Collected data entries
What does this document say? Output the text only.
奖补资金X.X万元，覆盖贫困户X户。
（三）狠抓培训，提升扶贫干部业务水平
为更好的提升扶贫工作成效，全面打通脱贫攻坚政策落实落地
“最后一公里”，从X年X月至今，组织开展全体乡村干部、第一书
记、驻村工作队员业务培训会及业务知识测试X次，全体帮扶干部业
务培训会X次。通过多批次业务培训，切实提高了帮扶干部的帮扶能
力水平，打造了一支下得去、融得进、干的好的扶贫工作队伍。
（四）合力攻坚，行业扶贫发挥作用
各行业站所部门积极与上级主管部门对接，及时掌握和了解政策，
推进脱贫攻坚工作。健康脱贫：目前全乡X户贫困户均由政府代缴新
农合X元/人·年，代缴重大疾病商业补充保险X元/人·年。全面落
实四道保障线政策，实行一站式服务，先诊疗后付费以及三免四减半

• TASK GOAL: Repeat each of the entries above precisely as given.

• FINAL ANSWER:
What does this document say? Output the text only.
奖补资金X.X万元，覆盖贫困户X户。
（三）狠抓培训，提升扶贫干部业务水平
为更好的提升扶贫工作成效，全面打通脱贫攻坚政策落实落地
“最后一公里”，从X年X月至今，组织开展全体乡村干部、第一书
记、驻村工作队员业务培训会及业务知识测试X次，全体帮扶干部业
务培训会X次。通过多批次业务培训，切实提高了帮扶干部的帮扶能
力水平，打造了一支下得去、融得进、干的好的扶贫工作队伍。
（四）合力攻坚，行业扶贫发挥作用
各行业站所部门积极与上级主管部门对接，及时掌握和了解政策，
推进脱贫攻坚工作。健康脱贫：目前全乡X户贫困户均由政府代缴新
农合X元/人·年，代缴重大疾病商业补充保险X元/人·年。全面落
实四道保障线政策，实行一站式服务，先诊疗后付费以及三免四减半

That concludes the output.